-- begin MATERIAL TO PROCESS --
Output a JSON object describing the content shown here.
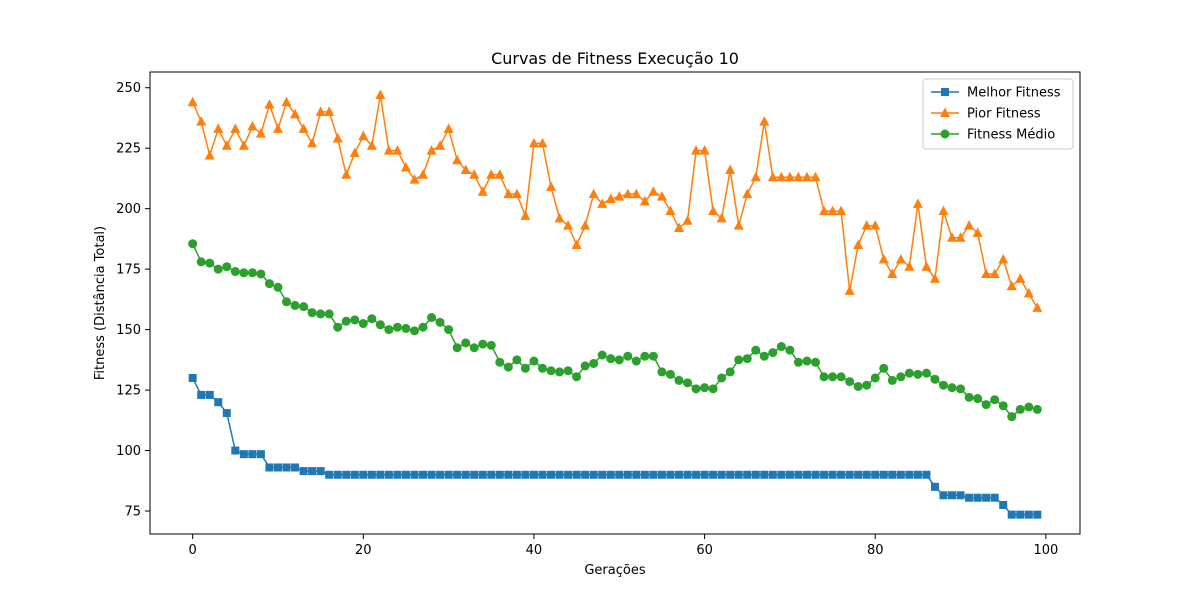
{
  "chart_data": {
    "type": "line",
    "title": "Curvas de Fitness Execução 10",
    "xlabel": "Gerações",
    "ylabel": "Fitness (Distância Total)",
    "xlim": [
      -5.0,
      104.0
    ],
    "ylim": [
      65.5,
      256.5
    ],
    "xticks": [
      0,
      20,
      40,
      60,
      80,
      100
    ],
    "yticks": [
      75,
      100,
      125,
      150,
      175,
      200,
      225,
      250
    ],
    "grid": false,
    "legend_position": "top-right",
    "x": [
      0,
      1,
      2,
      3,
      4,
      5,
      6,
      7,
      8,
      9,
      10,
      11,
      12,
      13,
      14,
      15,
      16,
      17,
      18,
      19,
      20,
      21,
      22,
      23,
      24,
      25,
      26,
      27,
      28,
      29,
      30,
      31,
      32,
      33,
      34,
      35,
      36,
      37,
      38,
      39,
      40,
      41,
      42,
      43,
      44,
      45,
      46,
      47,
      48,
      49,
      50,
      51,
      52,
      53,
      54,
      55,
      56,
      57,
      58,
      59,
      60,
      61,
      62,
      63,
      64,
      65,
      66,
      67,
      68,
      69,
      70,
      71,
      72,
      73,
      74,
      75,
      76,
      77,
      78,
      79,
      80,
      81,
      82,
      83,
      84,
      85,
      86,
      87,
      88,
      89,
      90,
      91,
      92,
      93,
      94,
      95,
      96,
      97,
      98,
      99
    ],
    "series": [
      {
        "name": "Melhor Fitness",
        "color": "#1f77b4",
        "marker": "square",
        "values": [
          130,
          123,
          123,
          120,
          115.5,
          100,
          98.5,
          98.5,
          98.5,
          93,
          93,
          93,
          93,
          91.5,
          91.5,
          91.5,
          90,
          90,
          90,
          90,
          90,
          90,
          90,
          90,
          90,
          90,
          90,
          90,
          90,
          90,
          90,
          90,
          90,
          90,
          90,
          90,
          90,
          90,
          90,
          90,
          90,
          90,
          90,
          90,
          90,
          90,
          90,
          90,
          90,
          90,
          90,
          90,
          90,
          90,
          90,
          90,
          90,
          90,
          90,
          90,
          90,
          90,
          90,
          90,
          90,
          90,
          90,
          90,
          90,
          90,
          90,
          90,
          90,
          90,
          90,
          90,
          90,
          90,
          90,
          90,
          90,
          90,
          90,
          90,
          90,
          90,
          90,
          85,
          81.5,
          81.5,
          81.5,
          80.5,
          80.5,
          80.5,
          80.5,
          77.5,
          73.5,
          73.5,
          73.5,
          73.5
        ]
      },
      {
        "name": "Pior Fitness",
        "color": "#ff7f0e",
        "marker": "triangle",
        "values": [
          244,
          236,
          222,
          233,
          226,
          233,
          226,
          234,
          231,
          243,
          233,
          244,
          239,
          233,
          227,
          240,
          240,
          229,
          214,
          223,
          230,
          226,
          247,
          224,
          224,
          217,
          212,
          214,
          224,
          226,
          233,
          220,
          216,
          214,
          207,
          214,
          214,
          206,
          206,
          197,
          227,
          227,
          209,
          196,
          193,
          185,
          193,
          206,
          202,
          204,
          205,
          206,
          206,
          203,
          207,
          205,
          199,
          192,
          195,
          224,
          224,
          199,
          196,
          216,
          193,
          206,
          213,
          236,
          213,
          213,
          213,
          213,
          213,
          213,
          199,
          199,
          199,
          166,
          185,
          193,
          193,
          179,
          173,
          179,
          176,
          202,
          176,
          171,
          199,
          188,
          188,
          193,
          190,
          173,
          173,
          179,
          168,
          171,
          165,
          159
        ]
      },
      {
        "name": "Fitness Médio",
        "color": "#2ca02c",
        "marker": "circle",
        "values": [
          185.5,
          178,
          177.5,
          175,
          176,
          174,
          173.5,
          173.5,
          173,
          169,
          167.5,
          161.5,
          160,
          159.5,
          157,
          156.5,
          156.5,
          151,
          153.5,
          154,
          152.5,
          154.5,
          152,
          150,
          151,
          150.5,
          149.5,
          151,
          155,
          153,
          150,
          142.5,
          144.5,
          142.5,
          144,
          143.5,
          136.5,
          134.5,
          137.5,
          134,
          137,
          134,
          133,
          132.5,
          133,
          130.5,
          135,
          136,
          139.5,
          138,
          137.5,
          139,
          137,
          139,
          139,
          132.5,
          131.5,
          129,
          128,
          125.5,
          126,
          125.5,
          130,
          132.5,
          137.5,
          138,
          141.5,
          139,
          140.5,
          143,
          141.5,
          136.5,
          137,
          136.5,
          130.5,
          130.5,
          130.5,
          128.5,
          126.5,
          127,
          130,
          134,
          129,
          130.5,
          132,
          131.5,
          132,
          129.5,
          127,
          126,
          125.5,
          122,
          121.5,
          119,
          121,
          118.5,
          114,
          117,
          118,
          117
        ]
      }
    ]
  }
}
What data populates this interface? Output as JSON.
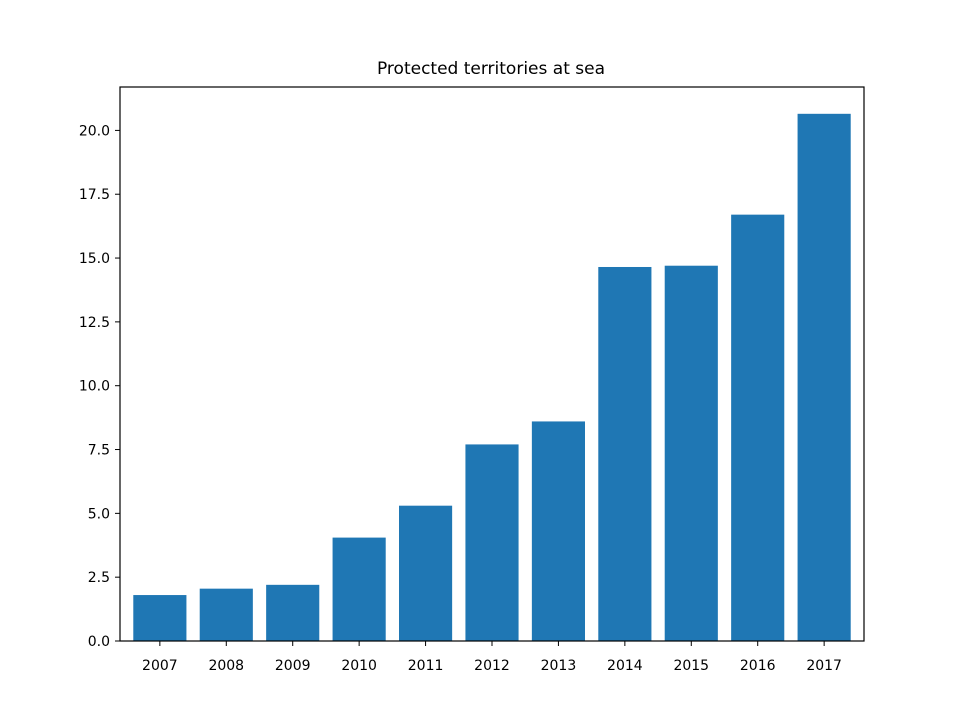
{
  "chart_data": {
    "type": "bar",
    "title": "Protected territories at sea",
    "xlabel": "",
    "ylabel": "",
    "categories": [
      "2007",
      "2008",
      "2009",
      "2010",
      "2011",
      "2012",
      "2013",
      "2014",
      "2015",
      "2016",
      "2017"
    ],
    "values": [
      1.8,
      2.05,
      2.2,
      4.05,
      5.3,
      7.7,
      8.6,
      14.65,
      14.7,
      16.7,
      20.65
    ],
    "ylim": [
      0,
      21.7
    ],
    "yticks": [
      0.0,
      2.5,
      5.0,
      7.5,
      10.0,
      12.5,
      15.0,
      17.5,
      20.0
    ],
    "ytick_labels": [
      "0.0",
      "2.5",
      "5.0",
      "7.5",
      "10.0",
      "12.5",
      "15.0",
      "17.5",
      "20.0"
    ],
    "bar_color": "#1f77b4",
    "grid": false,
    "legend": "none"
  }
}
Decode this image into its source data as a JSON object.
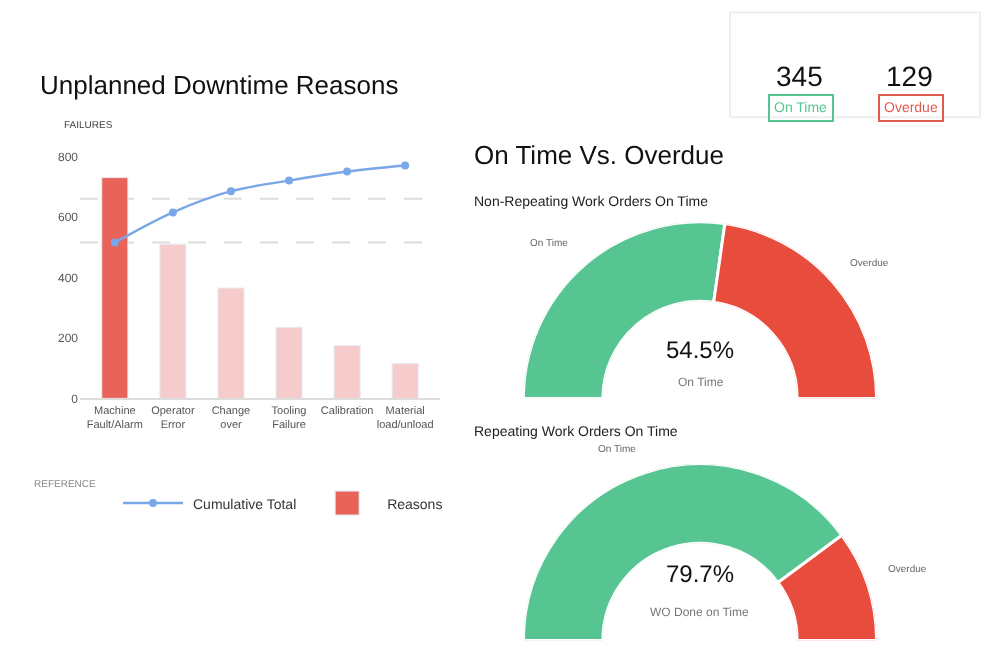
{
  "chart_data": [
    {
      "type": "bar",
      "title": "Unplanned Downtime Reasons",
      "ylabel": "FAILURES",
      "legend_title": "REFERENCE",
      "categories": [
        "Machine Fault/Alarm",
        "Operator Error",
        "Change over",
        "Tooling Failure",
        "Calibration",
        "Material load/unload"
      ],
      "ylim": [
        0,
        800
      ],
      "yticks": [
        0,
        200,
        400,
        600,
        800
      ],
      "grid": false,
      "legend": "bottom",
      "marker": "circle",
      "series": [
        {
          "name": "Cumulative Total",
          "type": "line",
          "color": "#7aa7e8",
          "values": [
            515,
            615,
            685,
            720,
            750,
            770
          ]
        },
        {
          "name": "Reasons",
          "type": "bar",
          "colors": [
            "#e8635a",
            "#f5cccb",
            "#f5cccb",
            "#f5cccb",
            "#f5cccb",
            "#f5cccb"
          ],
          "values": [
            730,
            510,
            365,
            235,
            175,
            115
          ]
        }
      ],
      "ref_lines": [
        {
          "axis": "y",
          "value": 660,
          "color": "#dddddd",
          "line_style": "dashed"
        },
        {
          "axis": "y",
          "value": 515,
          "color": "#dddddd",
          "line_style": "dashed"
        }
      ]
    },
    {
      "type": "donut",
      "title": "On Time Vs. Overdue",
      "subtitle": "Non-Repeating Work Orders On Time",
      "categories": [
        "On Time",
        "Overdue"
      ],
      "values": [
        54.5,
        45.5
      ],
      "colors": [
        "#57c591",
        "#e84c3d"
      ],
      "annotations": [
        "54.5%",
        "On Time"
      ]
    },
    {
      "type": "donut",
      "title": "Repeating Work Orders On Time",
      "categories": [
        "On Time",
        "Overdue"
      ],
      "values": [
        79.7,
        20.3
      ],
      "colors": [
        "#57c591",
        "#e84c3d"
      ],
      "annotations": [
        "79.7%",
        "WO Done on Time"
      ]
    },
    {
      "type": "other",
      "categories": [
        "On Time",
        "Overdue"
      ],
      "values": [
        345,
        129
      ],
      "colors": [
        "#57c591",
        "#e05a50"
      ],
      "data_labels": true
    }
  ]
}
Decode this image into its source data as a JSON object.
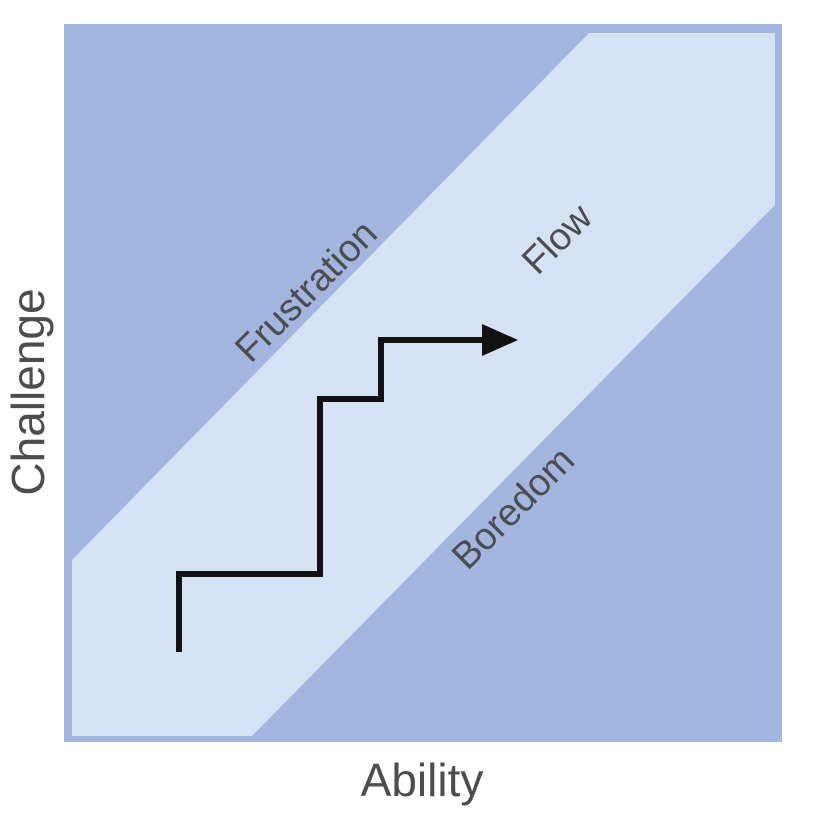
{
  "axes": {
    "x_label": "Ability",
    "y_label": "Challenge"
  },
  "zones": {
    "frustration": "Frustration",
    "flow": "Flow",
    "boredom": "Boredom"
  },
  "colors": {
    "outer_zone": "#a3b6df",
    "flow_channel": "#d5e3f4",
    "path": "#111111",
    "label_text": "#4d4d4f"
  }
}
-- end MATERIAL TO PROCESS --
* _TASK DIRECTIONS_
Of the lines in the records, determine how many contain the word "Repeating", and report that number alone.

* _FULL OUTPUT_
2